-- Information supplied --
━━━━━━━━━━━━━━━━━━━━━━━━━━━━━━

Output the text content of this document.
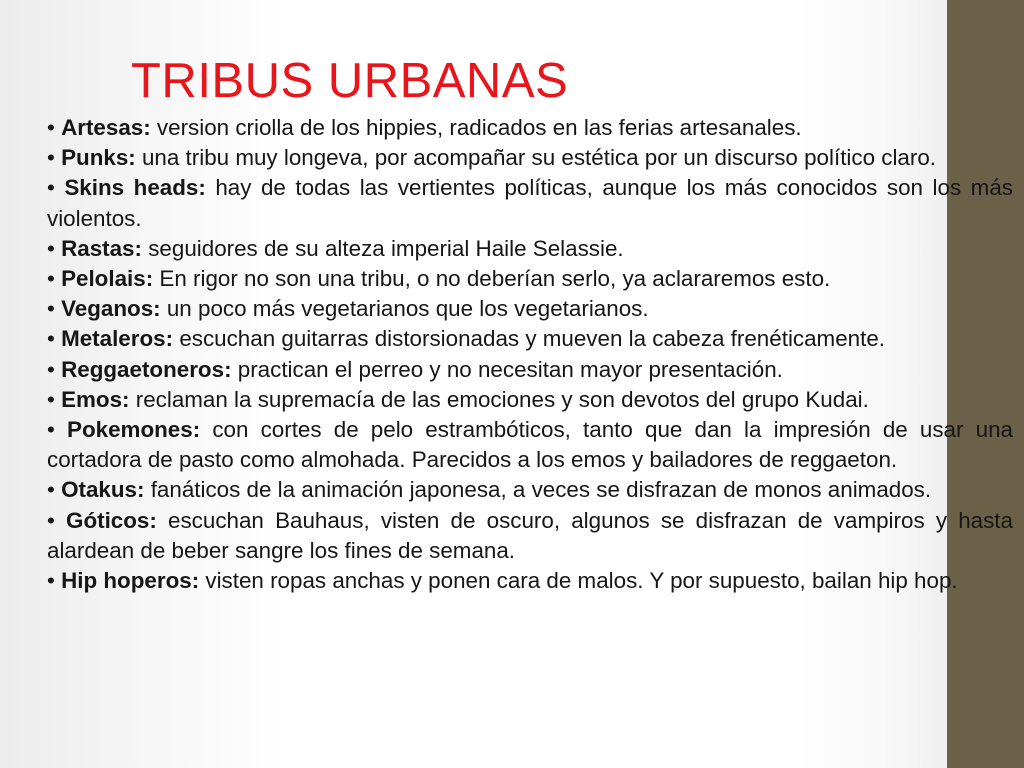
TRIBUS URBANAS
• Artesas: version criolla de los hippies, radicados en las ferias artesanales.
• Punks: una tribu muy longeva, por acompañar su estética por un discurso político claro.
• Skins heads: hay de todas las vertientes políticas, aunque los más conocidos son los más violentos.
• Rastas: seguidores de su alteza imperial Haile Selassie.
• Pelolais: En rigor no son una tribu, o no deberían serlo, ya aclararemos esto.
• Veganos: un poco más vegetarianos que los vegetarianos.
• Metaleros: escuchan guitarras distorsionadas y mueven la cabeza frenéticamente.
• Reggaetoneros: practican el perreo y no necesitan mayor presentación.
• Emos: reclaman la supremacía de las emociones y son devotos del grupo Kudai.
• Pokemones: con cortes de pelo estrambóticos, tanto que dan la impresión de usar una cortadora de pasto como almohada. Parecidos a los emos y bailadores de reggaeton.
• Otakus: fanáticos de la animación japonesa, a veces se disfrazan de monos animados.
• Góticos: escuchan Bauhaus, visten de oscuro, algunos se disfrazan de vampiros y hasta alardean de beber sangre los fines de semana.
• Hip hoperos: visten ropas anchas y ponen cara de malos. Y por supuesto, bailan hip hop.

━━━━━━━━━━━━━━━━━━━━━━━━━━━━━━

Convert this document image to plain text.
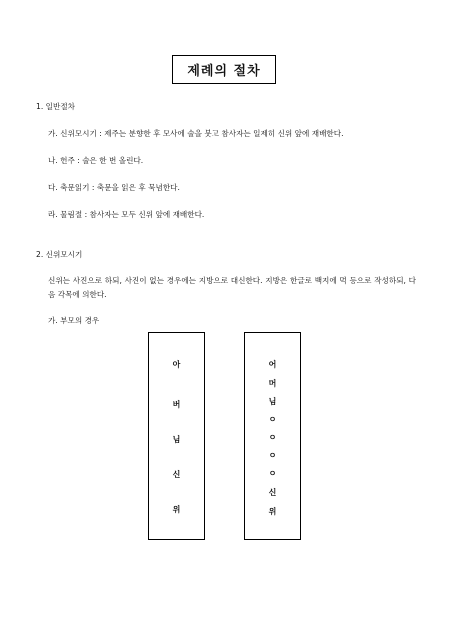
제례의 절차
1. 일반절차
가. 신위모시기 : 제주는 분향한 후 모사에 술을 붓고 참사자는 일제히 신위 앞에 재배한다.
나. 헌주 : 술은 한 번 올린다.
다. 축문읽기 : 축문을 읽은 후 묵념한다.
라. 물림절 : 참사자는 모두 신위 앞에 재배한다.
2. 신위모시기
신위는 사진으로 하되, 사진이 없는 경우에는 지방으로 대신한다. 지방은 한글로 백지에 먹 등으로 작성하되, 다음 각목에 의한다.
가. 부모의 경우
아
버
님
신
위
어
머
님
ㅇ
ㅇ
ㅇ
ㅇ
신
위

━━━━━━━━━━━━━━━━━━━━━━━━━━━━━━

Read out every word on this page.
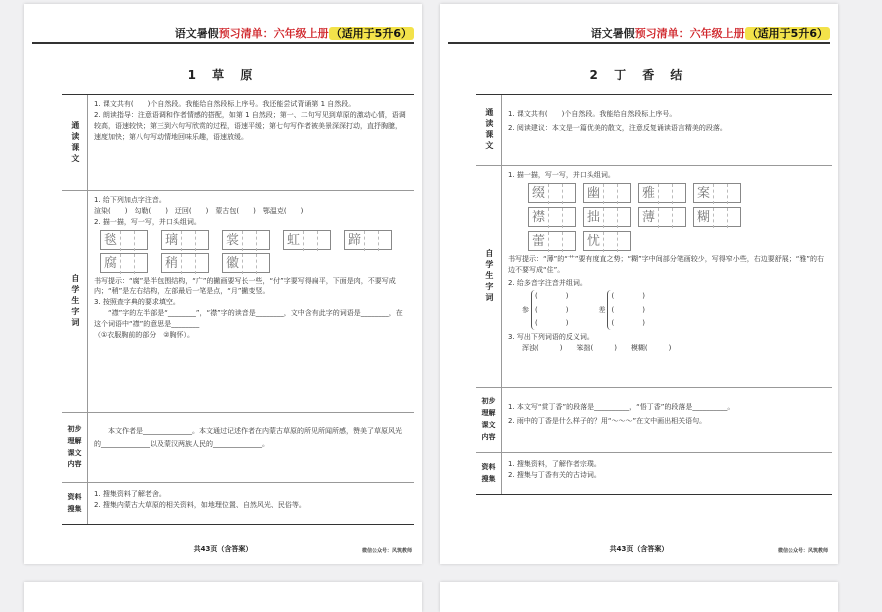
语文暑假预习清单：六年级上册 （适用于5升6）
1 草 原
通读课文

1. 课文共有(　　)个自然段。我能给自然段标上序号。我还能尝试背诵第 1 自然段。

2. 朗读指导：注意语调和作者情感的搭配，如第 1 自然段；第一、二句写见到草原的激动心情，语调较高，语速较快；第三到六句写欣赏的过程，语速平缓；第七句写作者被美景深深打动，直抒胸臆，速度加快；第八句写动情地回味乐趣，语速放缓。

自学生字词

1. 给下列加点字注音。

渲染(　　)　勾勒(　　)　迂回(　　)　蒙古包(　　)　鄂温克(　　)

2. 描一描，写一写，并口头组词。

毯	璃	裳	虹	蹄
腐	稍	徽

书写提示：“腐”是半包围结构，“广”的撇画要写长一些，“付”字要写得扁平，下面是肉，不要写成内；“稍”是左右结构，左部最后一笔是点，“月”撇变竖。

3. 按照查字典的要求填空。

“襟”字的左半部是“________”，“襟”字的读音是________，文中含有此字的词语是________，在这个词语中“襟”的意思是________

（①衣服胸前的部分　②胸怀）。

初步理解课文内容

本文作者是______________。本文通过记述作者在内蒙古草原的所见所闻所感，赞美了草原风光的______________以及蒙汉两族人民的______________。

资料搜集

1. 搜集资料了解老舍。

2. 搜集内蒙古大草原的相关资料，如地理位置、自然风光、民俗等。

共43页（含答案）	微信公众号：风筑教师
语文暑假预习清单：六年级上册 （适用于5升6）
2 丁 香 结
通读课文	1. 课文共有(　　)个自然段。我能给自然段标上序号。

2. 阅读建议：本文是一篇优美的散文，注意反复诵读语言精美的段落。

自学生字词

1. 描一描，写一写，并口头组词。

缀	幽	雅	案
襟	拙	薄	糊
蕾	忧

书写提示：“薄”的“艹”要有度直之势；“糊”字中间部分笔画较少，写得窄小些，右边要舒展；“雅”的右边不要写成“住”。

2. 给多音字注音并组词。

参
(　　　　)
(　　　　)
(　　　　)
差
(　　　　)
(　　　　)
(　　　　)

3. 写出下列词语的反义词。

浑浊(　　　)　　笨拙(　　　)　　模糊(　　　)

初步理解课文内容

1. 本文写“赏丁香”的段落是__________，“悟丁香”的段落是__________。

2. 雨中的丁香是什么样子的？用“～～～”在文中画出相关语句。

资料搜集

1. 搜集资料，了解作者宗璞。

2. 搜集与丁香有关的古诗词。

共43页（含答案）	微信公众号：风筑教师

━━━━━━━━━━━━━━━━━━━━━━━━━━━━━━

-- Exercise directions --
From the records above, work out how many lines contain the string "신위모시기". Give only the number.

-- The response --
2